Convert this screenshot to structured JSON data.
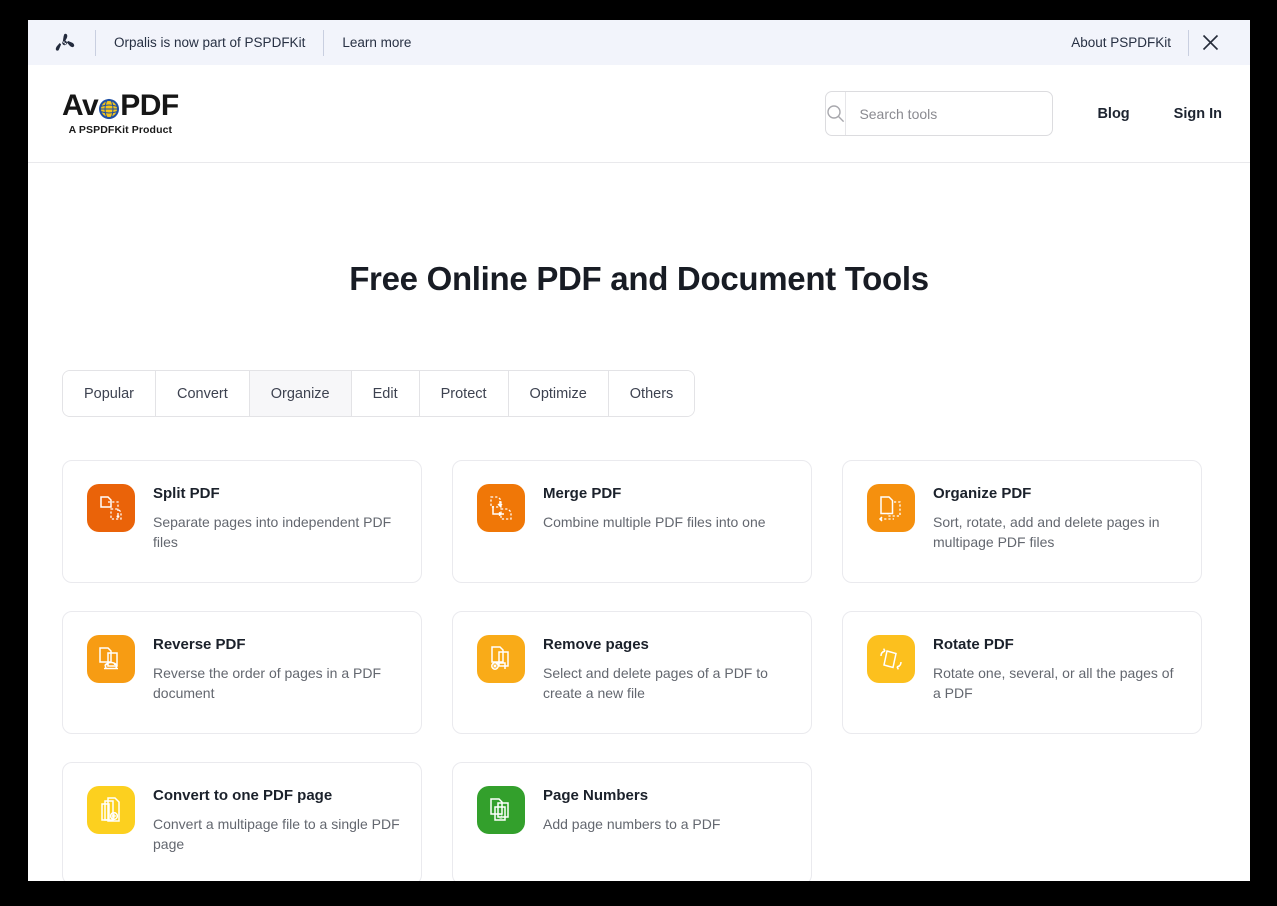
{
  "banner": {
    "logo_icon": "pspdfkit-propeller-icon",
    "message": "Orpalis is now part of PSPDFKit",
    "learn_more": "Learn more",
    "about": "About PSPDFKit",
    "close_icon": "close-icon",
    "background": "#f2f4fb"
  },
  "header": {
    "brand": {
      "text_before": "Av",
      "text_after": "PDF",
      "globe_icon": "globe-icon",
      "tagline": "A PSPDFKit Product"
    },
    "search": {
      "placeholder": "Search tools",
      "value": "",
      "icon": "search-icon"
    },
    "nav": [
      {
        "label": "Blog"
      },
      {
        "label": "Sign In"
      }
    ]
  },
  "main": {
    "title": "Free Online PDF and Document Tools",
    "tabs": [
      {
        "label": "Popular",
        "active": false
      },
      {
        "label": "Convert",
        "active": false
      },
      {
        "label": "Organize",
        "active": true
      },
      {
        "label": "Edit",
        "active": false
      },
      {
        "label": "Protect",
        "active": false
      },
      {
        "label": "Optimize",
        "active": false
      },
      {
        "label": "Others",
        "active": false
      }
    ],
    "tools": [
      {
        "title": "Split PDF",
        "desc": "Separate pages into independent PDF files",
        "icon": "split-pdf-icon",
        "color": "#ea6309"
      },
      {
        "title": "Merge PDF",
        "desc": "Combine multiple PDF files into one",
        "icon": "merge-pdf-icon",
        "color": "#f07707"
      },
      {
        "title": "Organize PDF",
        "desc": "Sort, rotate, add and delete pages in multipage PDF files",
        "icon": "organize-pdf-icon",
        "color": "#f5900e"
      },
      {
        "title": "Reverse PDF",
        "desc": "Reverse the order of pages in a PDF document",
        "icon": "reverse-pdf-icon",
        "color": "#f79c13"
      },
      {
        "title": "Remove pages",
        "desc": "Select and delete pages of a PDF to create a new file",
        "icon": "remove-pages-icon",
        "color": "#f9ab18"
      },
      {
        "title": "Rotate PDF",
        "desc": "Rotate one, several, or all the pages of a PDF",
        "icon": "rotate-pdf-icon",
        "color": "#fcc01e"
      },
      {
        "title": "Convert to one PDF page",
        "desc": "Convert a multipage file to a single PDF page",
        "icon": "convert-one-page-icon",
        "color": "#fcd01f"
      },
      {
        "title": "Page Numbers",
        "desc": "Add page numbers to a PDF",
        "icon": "page-numbers-icon",
        "color": "#33a02c"
      }
    ]
  }
}
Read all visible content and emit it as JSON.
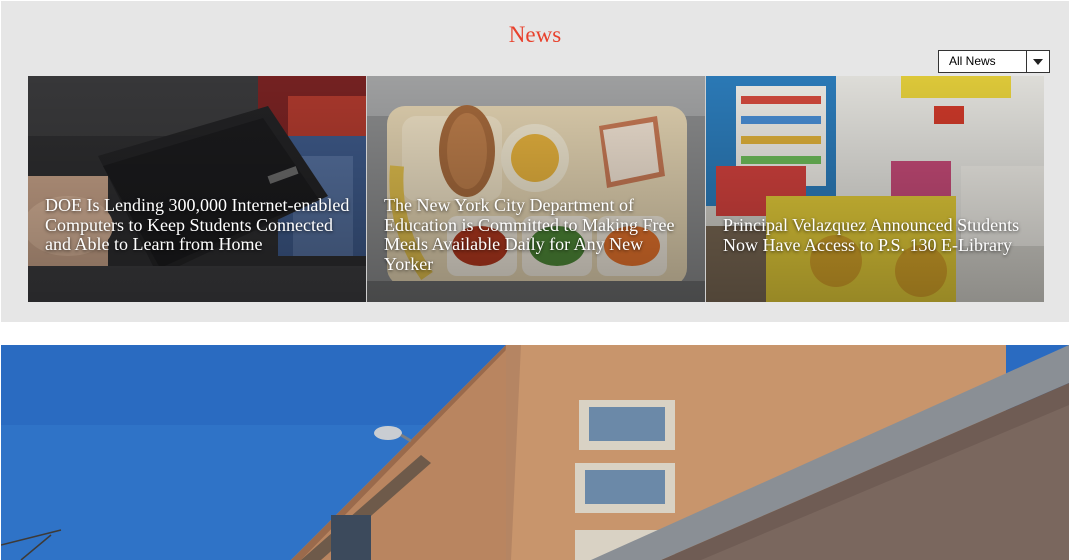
{
  "news": {
    "title": "News",
    "filter": {
      "selected": "All News",
      "icon": "chevron-down-icon"
    },
    "cards": [
      {
        "title": "DOE Is Lending 300,000 Internet-enabled Computers to Keep Students Connected and Able to Learn from Home",
        "image": "laptop-photo"
      },
      {
        "title": "The New York City Department of Education is Committed to Making Free Meals Available Daily for Any New Yorker",
        "image": "lunch-tray-photo"
      },
      {
        "title": "Principal Velazquez Announced Students Now Have Access to P.S. 130 E-Library",
        "image": "library-classroom-photo"
      }
    ],
    "card_text_color": "#ffffff",
    "accent_color": "#e8412c"
  },
  "hero": {
    "image": "school-building-photo"
  }
}
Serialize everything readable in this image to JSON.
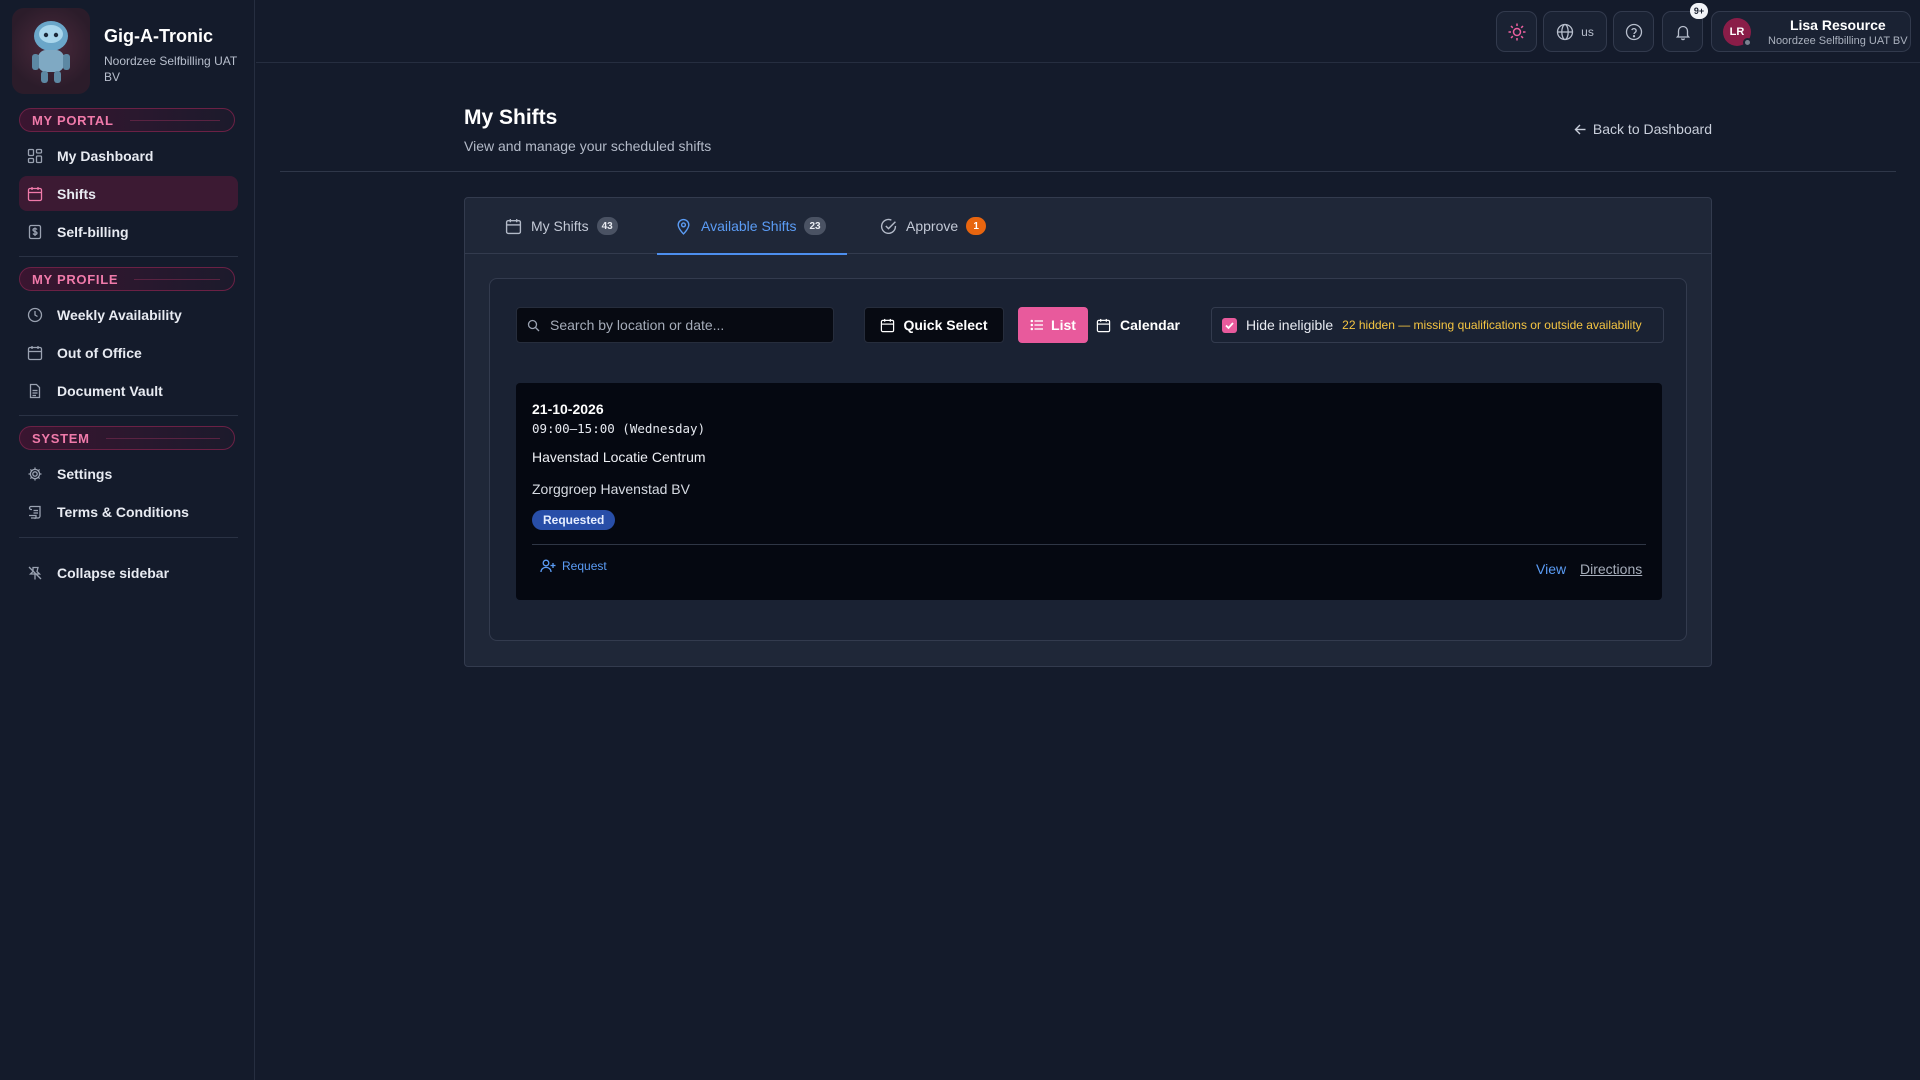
{
  "brand": {
    "name": "Gig-A-Tronic",
    "company": "Noordzee Selfbilling UAT BV"
  },
  "sidebar": {
    "sections": [
      {
        "label": "MY PORTAL"
      },
      {
        "label": "MY PROFILE"
      },
      {
        "label": "SYSTEM"
      }
    ],
    "items": [
      {
        "label": "My Dashboard",
        "icon": "dashboard-grid-icon"
      },
      {
        "label": "Shifts",
        "icon": "calendar-icon",
        "active": true
      },
      {
        "label": "Self-billing",
        "icon": "dollar-document-icon"
      },
      {
        "label": "Weekly Availability",
        "icon": "clock-icon"
      },
      {
        "label": "Out of Office",
        "icon": "calendar-icon"
      },
      {
        "label": "Document Vault",
        "icon": "document-icon"
      },
      {
        "label": "Settings",
        "icon": "gear-icon"
      },
      {
        "label": "Terms & Conditions",
        "icon": "scroll-icon"
      }
    ],
    "collapse_label": "Collapse sidebar"
  },
  "topbar": {
    "language": "us",
    "notifications_badge": "9+",
    "user": {
      "initials": "LR",
      "name": "Lisa Resource",
      "company": "Noordzee Selfbilling UAT BV"
    }
  },
  "page": {
    "title": "My Shifts",
    "subtitle": "View and manage your scheduled shifts",
    "back_label": "Back to Dashboard"
  },
  "tabs": [
    {
      "label": "My Shifts",
      "count": "43",
      "icon": "calendar-icon"
    },
    {
      "label": "Available Shifts",
      "count": "23",
      "icon": "map-pin-icon",
      "active": true
    },
    {
      "label": "Approve",
      "count": "1",
      "icon": "check-circle-icon"
    }
  ],
  "toolbar": {
    "search_placeholder": "Search by location or date...",
    "quick_select_label": "Quick Select",
    "list_label": "List",
    "calendar_label": "Calendar",
    "hide_ineligible_label": "Hide ineligible",
    "hide_ineligible_checked": true,
    "hidden_note": "22 hidden — missing qualifications or outside availability"
  },
  "shifts": [
    {
      "date": "21-10-2026",
      "time": "09:00–15:00 (Wednesday)",
      "location": "Havenstad Locatie Centrum",
      "organization": "Zorggroep Havenstad BV",
      "status": "Requested",
      "request_label": "Request",
      "view_label": "View",
      "directions_label": "Directions"
    }
  ],
  "colors": {
    "accent_pink": "#e85a9c",
    "accent_blue": "#5b9cf5",
    "warning": "#f5c542",
    "badge_orange": "#e8650f",
    "status_blue": "#284ea8"
  }
}
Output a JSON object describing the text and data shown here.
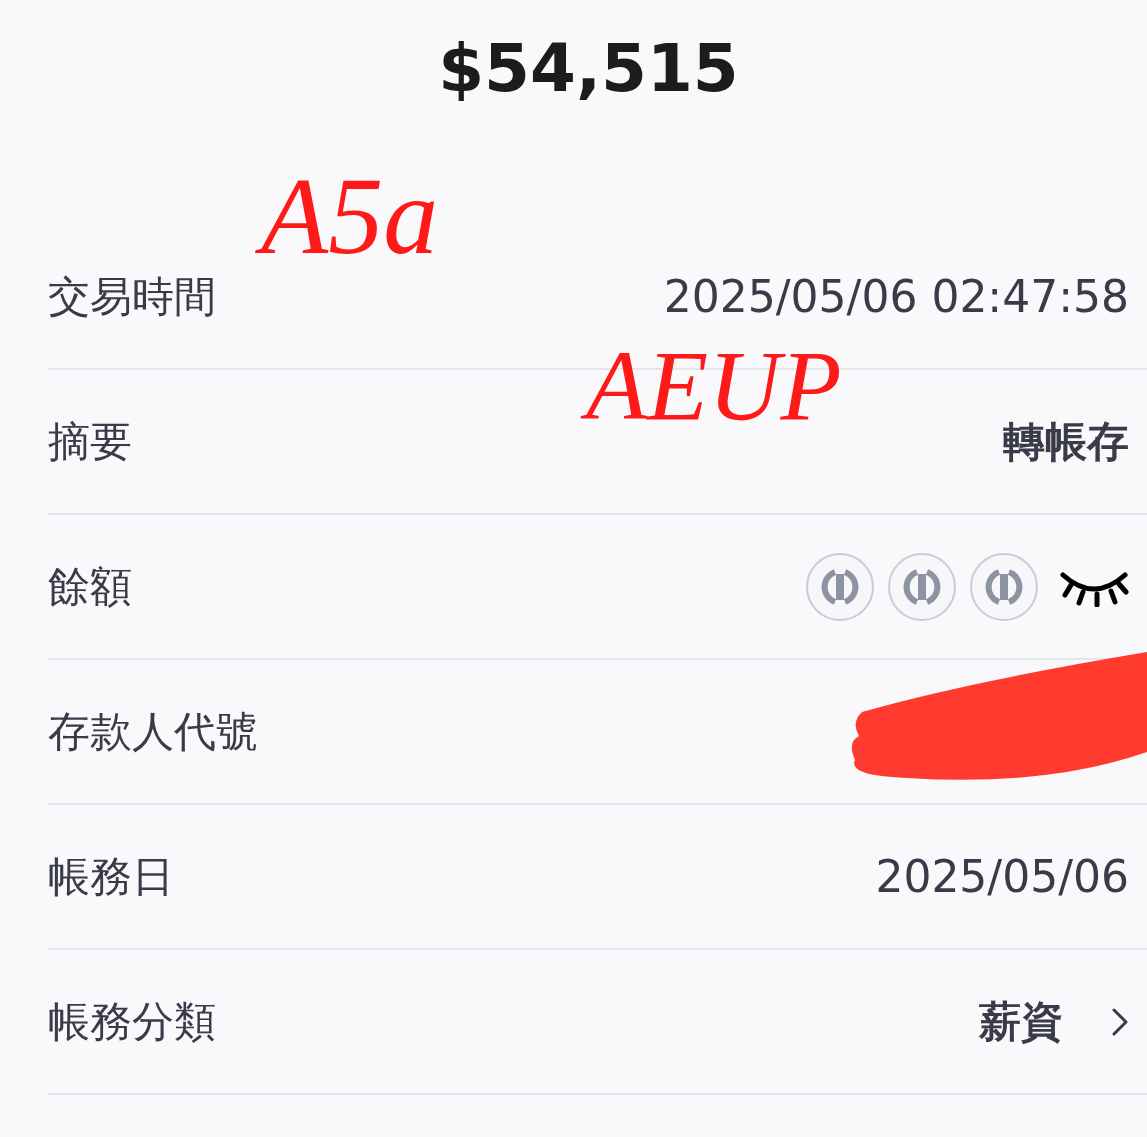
{
  "amount": "$54,515",
  "rows": [
    {
      "kind": "text",
      "label": "交易時間",
      "value": "2025/05/06 02:47:58"
    },
    {
      "kind": "bold",
      "label": "摘要",
      "value": "轉帳存"
    },
    {
      "kind": "masked",
      "label": "餘額"
    },
    {
      "kind": "redacted",
      "label": "存款人代號"
    },
    {
      "kind": "text",
      "label": "帳務日",
      "value": "2025/05/06"
    },
    {
      "kind": "link",
      "label": "帳務分類",
      "value": "薪資"
    }
  ],
  "annotations": [
    {
      "text": "A5a"
    },
    {
      "text": "AEUP"
    }
  ]
}
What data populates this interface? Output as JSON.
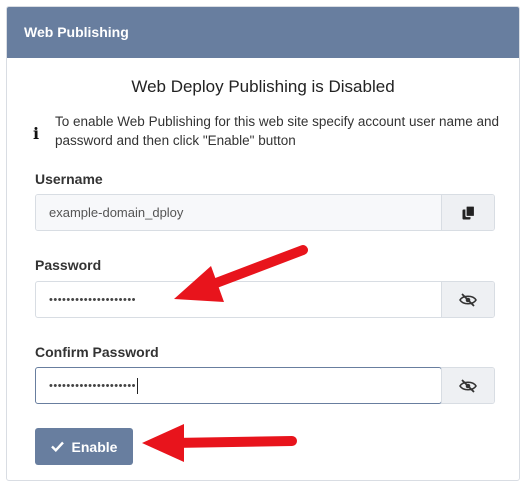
{
  "panel": {
    "title": "Web Publishing",
    "heading": "Web Deploy Publishing is Disabled",
    "info_icon": "info-icon",
    "info_text": "To enable Web Publishing for this web site specify account user name and password and then click \"Enable\" button"
  },
  "username": {
    "label": "Username",
    "value": "example-domain_dploy",
    "button_icon": "copy-icon"
  },
  "password": {
    "label": "Password",
    "masked_value": "••••••••••••••••••••",
    "button_icon": "eye-slash-icon"
  },
  "confirm_password": {
    "label": "Confirm Password",
    "masked_value": "••••••••••••••••••••",
    "button_icon": "eye-slash-icon"
  },
  "enable_button": {
    "label": "Enable",
    "icon": "checkmark-icon"
  },
  "annotations": {
    "arrow_color": "#e8141c"
  },
  "colors": {
    "header": "#687e9f",
    "button": "#687e9f"
  }
}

• • • • • • •

Requirements >>
Find every line with the word "Havenstad" and state how many there are, with no other words.

Finished exercise >>
2